* **Task statement**
Here are some records; return them all exactly.

* **Material shown**
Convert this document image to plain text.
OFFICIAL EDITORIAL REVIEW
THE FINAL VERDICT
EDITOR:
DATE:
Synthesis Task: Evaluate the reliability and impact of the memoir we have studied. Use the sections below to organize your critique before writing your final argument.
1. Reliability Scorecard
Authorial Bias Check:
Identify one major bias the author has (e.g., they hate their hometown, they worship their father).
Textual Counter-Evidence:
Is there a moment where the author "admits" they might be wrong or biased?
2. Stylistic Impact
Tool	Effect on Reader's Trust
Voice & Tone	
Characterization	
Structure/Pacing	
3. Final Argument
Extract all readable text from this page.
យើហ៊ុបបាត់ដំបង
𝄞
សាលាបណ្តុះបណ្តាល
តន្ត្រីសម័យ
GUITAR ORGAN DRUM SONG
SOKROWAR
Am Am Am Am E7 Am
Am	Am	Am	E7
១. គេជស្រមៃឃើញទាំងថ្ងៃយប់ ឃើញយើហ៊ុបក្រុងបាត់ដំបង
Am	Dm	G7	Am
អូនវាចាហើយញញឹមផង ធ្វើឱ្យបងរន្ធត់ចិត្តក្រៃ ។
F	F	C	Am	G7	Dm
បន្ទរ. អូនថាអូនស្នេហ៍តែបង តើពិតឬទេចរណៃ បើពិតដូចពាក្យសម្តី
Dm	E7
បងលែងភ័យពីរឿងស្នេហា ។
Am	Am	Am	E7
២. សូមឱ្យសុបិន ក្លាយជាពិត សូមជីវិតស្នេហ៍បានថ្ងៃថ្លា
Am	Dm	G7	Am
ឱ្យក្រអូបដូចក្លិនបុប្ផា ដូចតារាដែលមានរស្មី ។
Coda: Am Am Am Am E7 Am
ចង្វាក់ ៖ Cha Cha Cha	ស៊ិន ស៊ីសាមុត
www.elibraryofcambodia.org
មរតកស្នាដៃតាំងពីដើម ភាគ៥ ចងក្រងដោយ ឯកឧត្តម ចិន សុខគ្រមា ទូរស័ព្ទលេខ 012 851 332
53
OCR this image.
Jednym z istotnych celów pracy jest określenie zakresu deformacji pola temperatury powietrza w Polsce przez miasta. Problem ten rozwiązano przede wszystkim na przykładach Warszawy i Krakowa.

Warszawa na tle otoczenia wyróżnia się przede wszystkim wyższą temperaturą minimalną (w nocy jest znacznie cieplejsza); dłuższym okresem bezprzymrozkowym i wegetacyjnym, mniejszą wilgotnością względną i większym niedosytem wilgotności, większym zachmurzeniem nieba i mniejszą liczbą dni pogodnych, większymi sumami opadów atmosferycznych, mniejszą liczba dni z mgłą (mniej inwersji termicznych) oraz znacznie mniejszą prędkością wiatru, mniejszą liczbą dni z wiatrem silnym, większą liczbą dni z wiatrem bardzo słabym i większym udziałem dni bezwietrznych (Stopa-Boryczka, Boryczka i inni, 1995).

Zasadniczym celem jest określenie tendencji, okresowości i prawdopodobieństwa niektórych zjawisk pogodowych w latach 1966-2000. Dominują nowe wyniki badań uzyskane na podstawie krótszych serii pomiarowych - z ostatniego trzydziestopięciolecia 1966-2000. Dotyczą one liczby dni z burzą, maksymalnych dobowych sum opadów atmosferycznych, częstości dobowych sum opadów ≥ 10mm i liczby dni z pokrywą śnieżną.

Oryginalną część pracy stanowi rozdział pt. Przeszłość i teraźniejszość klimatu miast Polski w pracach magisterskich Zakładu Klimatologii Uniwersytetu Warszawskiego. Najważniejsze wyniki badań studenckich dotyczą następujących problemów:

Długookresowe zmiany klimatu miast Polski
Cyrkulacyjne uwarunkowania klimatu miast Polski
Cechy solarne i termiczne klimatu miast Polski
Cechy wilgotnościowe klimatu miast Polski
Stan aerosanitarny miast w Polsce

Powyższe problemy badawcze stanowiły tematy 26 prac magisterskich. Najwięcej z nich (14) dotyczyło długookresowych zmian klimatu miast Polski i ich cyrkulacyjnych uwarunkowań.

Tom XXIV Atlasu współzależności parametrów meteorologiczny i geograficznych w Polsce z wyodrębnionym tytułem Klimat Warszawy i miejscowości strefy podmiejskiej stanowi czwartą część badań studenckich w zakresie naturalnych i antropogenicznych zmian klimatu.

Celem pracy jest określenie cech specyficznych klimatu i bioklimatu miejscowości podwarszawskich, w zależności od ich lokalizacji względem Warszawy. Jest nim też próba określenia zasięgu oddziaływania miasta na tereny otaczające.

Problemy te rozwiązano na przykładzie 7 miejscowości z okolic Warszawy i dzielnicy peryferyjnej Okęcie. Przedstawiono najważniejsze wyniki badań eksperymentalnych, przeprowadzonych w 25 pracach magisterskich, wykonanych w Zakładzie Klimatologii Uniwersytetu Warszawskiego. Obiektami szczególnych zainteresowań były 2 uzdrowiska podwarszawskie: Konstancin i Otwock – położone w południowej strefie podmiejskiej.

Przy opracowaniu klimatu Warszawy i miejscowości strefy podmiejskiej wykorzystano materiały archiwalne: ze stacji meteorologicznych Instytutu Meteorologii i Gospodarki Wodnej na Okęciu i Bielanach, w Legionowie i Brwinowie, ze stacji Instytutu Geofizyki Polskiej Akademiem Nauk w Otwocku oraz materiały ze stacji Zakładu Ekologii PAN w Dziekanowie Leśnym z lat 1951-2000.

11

* **Worked answer**
Convert this document image to plain text.
OFFICIAL EDITORIAL REVIEW
THE FINAL VERDICT
EDITOR:
DATE:
Synthesis Task: Evaluate the reliability and impact of the memoir we have studied. Use the sections below to organize your critique before writing your final argument.
1. Reliability Scorecard
Authorial Bias Check:
Identify one major bias the author has (e.g., they hate their hometown, they worship their father).
Textual Counter-Evidence:
Is there a moment where the author "admits" they might be wrong or biased?
2. Stylistic Impact
Tool	Effect on Reader's Trust
Voice & Tone	
Characterization	
Structure/Pacing	
3. Final Argument
Extract all readable text from this page.
យើហ៊ុបបាត់ដំបង
𝄞
សាលាបណ្តុះបណ្តាល
តន្ត្រីសម័យ
GUITAR ORGAN DRUM SONG
SOKROWAR
Am Am Am Am E7 Am
Am	Am	Am	E7
១. គេជស្រមៃឃើញទាំងថ្ងៃយប់ ឃើញយើហ៊ុបក្រុងបាត់ដំបង
Am	Dm	G7	Am
អូនវាចាហើយញញឹមផង ធ្វើឱ្យបងរន្ធត់ចិត្តក្រៃ ។
F	F	C	Am	G7	Dm
បន្ទរ. អូនថាអូនស្នេហ៍តែបង តើពិតឬទេចរណៃ បើពិតដូចពាក្យសម្តី
Dm	E7
បងលែងភ័យពីរឿងស្នេហា ។
Am	Am	Am	E7
២. សូមឱ្យសុបិន ក្លាយជាពិត សូមជីវិតស្នេហ៍បានថ្ងៃថ្លា
Am	Dm	G7	Am
ឱ្យក្រអូបដូចក្លិនបុប្ផា ដូចតារាដែលមានរស្មី ។
Coda: Am Am Am Am E7 Am
ចង្វាក់ ៖ Cha Cha Cha	ស៊ិន ស៊ីសាមុត
www.elibraryofcambodia.org
មរតកស្នាដៃតាំងពីដើម ភាគ៥ ចងក្រងដោយ ឯកឧត្តម ចិន សុខគ្រមា ទូរស័ព្ទលេខ 012 851 332
53
OCR this image.
Jednym z istotnych celów pracy jest określenie zakresu deformacji pola temperatury powietrza w Polsce przez miasta. Problem ten rozwiązano przede wszystkim na przykładach Warszawy i Krakowa.

Warszawa na tle otoczenia wyróżnia się przede wszystkim wyższą temperaturą minimalną (w nocy jest znacznie cieplejsza); dłuższym okresem bezprzymrozkowym i wegetacyjnym, mniejszą wilgotnością względną i większym niedosytem wilgotności, większym zachmurzeniem nieba i mniejszą liczbą dni pogodnych, większymi sumami opadów atmosferycznych, mniejszą liczba dni z mgłą (mniej inwersji termicznych) oraz znacznie mniejszą prędkością wiatru, mniejszą liczbą dni z wiatrem silnym, większą liczbą dni z wiatrem bardzo słabym i większym udziałem dni bezwietrznych (Stopa-Boryczka, Boryczka i inni, 1995).

Zasadniczym celem jest określenie tendencji, okresowości i prawdopodobieństwa niektórych zjawisk pogodowych w latach 1966-2000. Dominują nowe wyniki badań uzyskane na podstawie krótszych serii pomiarowych - z ostatniego trzydziestopięciolecia 1966-2000. Dotyczą one liczby dni z burzą, maksymalnych dobowych sum opadów atmosferycznych, częstości dobowych sum opadów ≥ 10mm i liczby dni z pokrywą śnieżną.

Oryginalną część pracy stanowi rozdział pt. Przeszłość i teraźniejszość klimatu miast Polski w pracach magisterskich Zakładu Klimatologii Uniwersytetu Warszawskiego. Najważniejsze wyniki badań studenckich dotyczą następujących problemów:

Długookresowe zmiany klimatu miast Polski
Cyrkulacyjne uwarunkowania klimatu miast Polski
Cechy solarne i termiczne klimatu miast Polski
Cechy wilgotnościowe klimatu miast Polski
Stan aerosanitarny miast w Polsce

Powyższe problemy badawcze stanowiły tematy 26 prac magisterskich. Najwięcej z nich (14) dotyczyło długookresowych zmian klimatu miast Polski i ich cyrkulacyjnych uwarunkowań.

Tom XXIV Atlasu współzależności parametrów meteorologiczny i geograficznych w Polsce z wyodrębnionym tytułem Klimat Warszawy i miejscowości strefy podmiejskiej stanowi czwartą część badań studenckich w zakresie naturalnych i antropogenicznych zmian klimatu.

Celem pracy jest określenie cech specyficznych klimatu i bioklimatu miejscowości podwarszawskich, w zależności od ich lokalizacji względem Warszawy. Jest nim też próba określenia zasięgu oddziaływania miasta na tereny otaczające.

Problemy te rozwiązano na przykładzie 7 miejscowości z okolic Warszawy i dzielnicy peryferyjnej Okęcie. Przedstawiono najważniejsze wyniki badań eksperymentalnych, przeprowadzonych w 25 pracach magisterskich, wykonanych w Zakładzie Klimatologii Uniwersytetu Warszawskiego. Obiektami szczególnych zainteresowań były 2 uzdrowiska podwarszawskie: Konstancin i Otwock – położone w południowej strefie podmiejskiej.

Przy opracowaniu klimatu Warszawy i miejscowości strefy podmiejskiej wykorzystano materiały archiwalne: ze stacji meteorologicznych Instytutu Meteorologii i Gospodarki Wodnej na Okęciu i Bielanach, w Legionowie i Brwinowie, ze stacji Instytutu Geofizyki Polskiej Akademiem Nauk w Otwocku oraz materiały ze stacji Zakładu Ekologii PAN w Dziekanowie Leśnym z lat 1951-2000.

11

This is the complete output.